* **Exercise**:
Copy down every line where the string "ylabel" shows up.

::::

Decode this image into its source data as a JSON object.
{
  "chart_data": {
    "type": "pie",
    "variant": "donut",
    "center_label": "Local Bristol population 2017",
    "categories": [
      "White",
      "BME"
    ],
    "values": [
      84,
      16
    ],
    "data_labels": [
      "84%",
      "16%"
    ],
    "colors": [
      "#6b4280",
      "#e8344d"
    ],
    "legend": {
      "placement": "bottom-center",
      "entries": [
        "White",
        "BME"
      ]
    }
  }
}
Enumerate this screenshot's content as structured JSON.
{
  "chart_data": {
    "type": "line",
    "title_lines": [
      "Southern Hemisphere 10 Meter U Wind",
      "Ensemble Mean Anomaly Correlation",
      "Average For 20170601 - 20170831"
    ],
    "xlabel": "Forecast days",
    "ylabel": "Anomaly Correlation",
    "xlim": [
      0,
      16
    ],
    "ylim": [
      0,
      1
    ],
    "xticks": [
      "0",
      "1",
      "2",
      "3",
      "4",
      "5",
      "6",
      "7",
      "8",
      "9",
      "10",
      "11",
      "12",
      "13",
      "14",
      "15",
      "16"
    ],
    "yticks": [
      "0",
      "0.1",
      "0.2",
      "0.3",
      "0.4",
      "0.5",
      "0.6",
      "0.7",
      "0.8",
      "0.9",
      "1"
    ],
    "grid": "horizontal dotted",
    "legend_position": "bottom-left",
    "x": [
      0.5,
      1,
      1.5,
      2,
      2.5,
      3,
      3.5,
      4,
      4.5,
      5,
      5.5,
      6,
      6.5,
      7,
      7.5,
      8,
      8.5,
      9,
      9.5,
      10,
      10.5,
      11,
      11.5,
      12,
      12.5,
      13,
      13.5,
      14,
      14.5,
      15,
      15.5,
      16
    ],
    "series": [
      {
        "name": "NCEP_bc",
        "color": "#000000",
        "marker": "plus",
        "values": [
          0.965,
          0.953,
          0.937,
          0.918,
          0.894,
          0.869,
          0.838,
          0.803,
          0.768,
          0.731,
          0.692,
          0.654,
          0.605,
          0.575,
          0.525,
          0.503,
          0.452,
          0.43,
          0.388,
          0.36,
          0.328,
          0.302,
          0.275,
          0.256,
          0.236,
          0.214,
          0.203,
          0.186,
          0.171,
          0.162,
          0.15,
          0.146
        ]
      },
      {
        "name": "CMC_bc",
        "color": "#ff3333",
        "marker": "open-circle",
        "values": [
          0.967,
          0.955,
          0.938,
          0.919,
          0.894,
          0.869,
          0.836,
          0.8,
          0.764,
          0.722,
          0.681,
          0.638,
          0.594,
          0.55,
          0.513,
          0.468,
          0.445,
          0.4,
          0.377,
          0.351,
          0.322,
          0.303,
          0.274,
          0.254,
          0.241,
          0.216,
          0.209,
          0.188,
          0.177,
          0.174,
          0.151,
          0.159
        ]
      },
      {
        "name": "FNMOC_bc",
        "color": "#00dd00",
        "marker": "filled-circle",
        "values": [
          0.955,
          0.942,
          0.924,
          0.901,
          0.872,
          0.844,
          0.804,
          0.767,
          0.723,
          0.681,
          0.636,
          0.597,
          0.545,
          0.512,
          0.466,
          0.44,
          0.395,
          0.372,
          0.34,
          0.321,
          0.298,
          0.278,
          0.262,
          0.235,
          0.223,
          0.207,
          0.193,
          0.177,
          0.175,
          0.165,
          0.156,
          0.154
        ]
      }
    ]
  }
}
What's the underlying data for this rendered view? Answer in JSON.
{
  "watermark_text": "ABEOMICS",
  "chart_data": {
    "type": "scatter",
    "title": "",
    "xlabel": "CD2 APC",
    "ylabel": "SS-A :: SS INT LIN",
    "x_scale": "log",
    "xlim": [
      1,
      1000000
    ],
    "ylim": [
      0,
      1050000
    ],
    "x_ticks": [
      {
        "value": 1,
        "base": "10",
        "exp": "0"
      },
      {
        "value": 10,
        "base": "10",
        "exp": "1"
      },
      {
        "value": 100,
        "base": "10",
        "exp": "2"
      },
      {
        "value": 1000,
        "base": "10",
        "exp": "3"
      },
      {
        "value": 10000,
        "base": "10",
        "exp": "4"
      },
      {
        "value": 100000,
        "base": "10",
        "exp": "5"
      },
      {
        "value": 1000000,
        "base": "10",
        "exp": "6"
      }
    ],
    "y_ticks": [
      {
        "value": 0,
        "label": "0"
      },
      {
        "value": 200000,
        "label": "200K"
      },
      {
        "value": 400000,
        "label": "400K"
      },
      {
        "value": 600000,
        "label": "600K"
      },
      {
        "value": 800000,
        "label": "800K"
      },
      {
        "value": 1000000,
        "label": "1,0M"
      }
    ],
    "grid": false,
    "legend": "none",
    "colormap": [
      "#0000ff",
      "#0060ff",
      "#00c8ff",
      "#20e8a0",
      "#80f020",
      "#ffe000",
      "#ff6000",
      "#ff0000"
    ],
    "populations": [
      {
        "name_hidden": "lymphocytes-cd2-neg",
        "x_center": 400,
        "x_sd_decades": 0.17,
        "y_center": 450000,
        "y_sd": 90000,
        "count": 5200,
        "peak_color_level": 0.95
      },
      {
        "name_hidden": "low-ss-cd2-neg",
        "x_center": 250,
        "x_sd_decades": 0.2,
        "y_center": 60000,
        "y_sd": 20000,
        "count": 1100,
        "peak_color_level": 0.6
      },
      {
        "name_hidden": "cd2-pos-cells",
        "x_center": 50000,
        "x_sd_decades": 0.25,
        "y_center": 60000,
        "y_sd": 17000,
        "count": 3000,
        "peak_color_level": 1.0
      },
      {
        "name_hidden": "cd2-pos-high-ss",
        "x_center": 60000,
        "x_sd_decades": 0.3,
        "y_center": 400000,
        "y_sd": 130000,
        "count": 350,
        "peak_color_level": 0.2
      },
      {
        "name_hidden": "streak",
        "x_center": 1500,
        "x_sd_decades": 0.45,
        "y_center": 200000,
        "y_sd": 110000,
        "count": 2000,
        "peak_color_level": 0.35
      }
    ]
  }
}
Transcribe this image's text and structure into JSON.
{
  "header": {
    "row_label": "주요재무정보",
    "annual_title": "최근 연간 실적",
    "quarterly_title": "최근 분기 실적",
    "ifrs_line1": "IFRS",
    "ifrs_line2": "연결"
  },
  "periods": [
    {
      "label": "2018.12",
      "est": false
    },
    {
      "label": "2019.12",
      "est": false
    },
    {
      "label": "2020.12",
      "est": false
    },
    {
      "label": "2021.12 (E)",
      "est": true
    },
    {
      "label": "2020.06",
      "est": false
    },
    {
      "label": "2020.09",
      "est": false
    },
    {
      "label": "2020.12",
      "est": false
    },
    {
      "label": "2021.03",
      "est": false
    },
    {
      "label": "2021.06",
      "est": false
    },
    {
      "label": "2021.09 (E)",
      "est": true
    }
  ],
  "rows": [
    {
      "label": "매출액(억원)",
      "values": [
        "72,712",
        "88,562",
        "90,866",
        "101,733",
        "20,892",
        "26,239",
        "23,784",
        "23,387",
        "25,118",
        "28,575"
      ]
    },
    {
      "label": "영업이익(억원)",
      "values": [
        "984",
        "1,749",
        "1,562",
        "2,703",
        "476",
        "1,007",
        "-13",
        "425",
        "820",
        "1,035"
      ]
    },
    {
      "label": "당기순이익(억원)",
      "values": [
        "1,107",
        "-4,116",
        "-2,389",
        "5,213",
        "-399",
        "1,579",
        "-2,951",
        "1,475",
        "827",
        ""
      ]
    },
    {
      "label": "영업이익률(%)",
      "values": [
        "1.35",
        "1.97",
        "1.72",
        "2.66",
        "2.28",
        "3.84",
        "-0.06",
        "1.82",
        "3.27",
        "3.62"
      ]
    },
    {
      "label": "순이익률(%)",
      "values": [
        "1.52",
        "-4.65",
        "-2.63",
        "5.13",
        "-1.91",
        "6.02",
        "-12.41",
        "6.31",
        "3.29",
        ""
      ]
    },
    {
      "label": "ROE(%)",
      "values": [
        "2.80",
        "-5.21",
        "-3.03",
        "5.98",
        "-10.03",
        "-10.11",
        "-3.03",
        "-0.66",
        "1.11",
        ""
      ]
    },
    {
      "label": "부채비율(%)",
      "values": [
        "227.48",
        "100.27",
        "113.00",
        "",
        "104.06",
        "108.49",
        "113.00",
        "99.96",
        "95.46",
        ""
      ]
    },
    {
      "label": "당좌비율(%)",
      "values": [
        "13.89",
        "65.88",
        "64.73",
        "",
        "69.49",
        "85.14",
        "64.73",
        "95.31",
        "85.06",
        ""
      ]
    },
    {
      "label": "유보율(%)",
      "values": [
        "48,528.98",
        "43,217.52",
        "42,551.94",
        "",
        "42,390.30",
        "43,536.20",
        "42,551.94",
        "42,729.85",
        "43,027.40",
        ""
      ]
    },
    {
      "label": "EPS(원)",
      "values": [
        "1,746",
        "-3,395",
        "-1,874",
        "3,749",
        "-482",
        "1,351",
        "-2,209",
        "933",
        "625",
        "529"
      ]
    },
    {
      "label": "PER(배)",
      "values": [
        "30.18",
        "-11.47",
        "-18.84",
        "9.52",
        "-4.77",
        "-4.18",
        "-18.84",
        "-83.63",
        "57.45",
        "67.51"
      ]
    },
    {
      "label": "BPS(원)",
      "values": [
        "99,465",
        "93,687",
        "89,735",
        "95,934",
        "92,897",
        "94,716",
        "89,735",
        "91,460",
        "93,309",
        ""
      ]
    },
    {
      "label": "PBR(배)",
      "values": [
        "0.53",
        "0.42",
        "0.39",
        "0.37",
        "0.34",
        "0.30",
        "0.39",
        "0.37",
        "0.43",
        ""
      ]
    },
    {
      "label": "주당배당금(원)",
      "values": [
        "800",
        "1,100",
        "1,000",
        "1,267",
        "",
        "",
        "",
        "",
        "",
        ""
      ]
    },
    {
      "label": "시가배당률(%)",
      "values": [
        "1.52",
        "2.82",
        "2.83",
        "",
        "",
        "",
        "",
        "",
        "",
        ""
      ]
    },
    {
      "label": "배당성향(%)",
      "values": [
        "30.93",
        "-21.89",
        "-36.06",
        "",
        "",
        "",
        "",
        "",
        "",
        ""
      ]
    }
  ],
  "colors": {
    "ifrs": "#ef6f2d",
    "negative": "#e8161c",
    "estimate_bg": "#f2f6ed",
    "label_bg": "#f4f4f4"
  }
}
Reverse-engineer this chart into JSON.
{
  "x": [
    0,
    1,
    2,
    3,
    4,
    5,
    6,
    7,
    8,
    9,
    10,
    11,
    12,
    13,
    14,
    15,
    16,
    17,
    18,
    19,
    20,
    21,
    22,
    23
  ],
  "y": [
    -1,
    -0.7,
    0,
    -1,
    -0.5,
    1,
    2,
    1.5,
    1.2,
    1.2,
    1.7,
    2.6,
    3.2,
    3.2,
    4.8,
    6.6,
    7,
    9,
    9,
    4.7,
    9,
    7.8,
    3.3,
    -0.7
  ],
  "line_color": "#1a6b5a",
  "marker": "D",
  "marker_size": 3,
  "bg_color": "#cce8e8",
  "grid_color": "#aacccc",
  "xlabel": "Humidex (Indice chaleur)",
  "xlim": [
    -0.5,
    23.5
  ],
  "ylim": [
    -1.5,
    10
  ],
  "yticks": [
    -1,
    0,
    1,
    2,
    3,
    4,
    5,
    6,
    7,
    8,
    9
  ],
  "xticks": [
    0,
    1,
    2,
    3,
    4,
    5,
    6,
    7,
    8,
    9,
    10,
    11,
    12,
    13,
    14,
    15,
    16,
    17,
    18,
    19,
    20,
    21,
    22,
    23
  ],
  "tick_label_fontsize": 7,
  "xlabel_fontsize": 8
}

::::

* **Answer for this exercise**:
    "ylabel": "Anomaly Correlation",
    "ylabel": "SS-A :: SS INT LIN",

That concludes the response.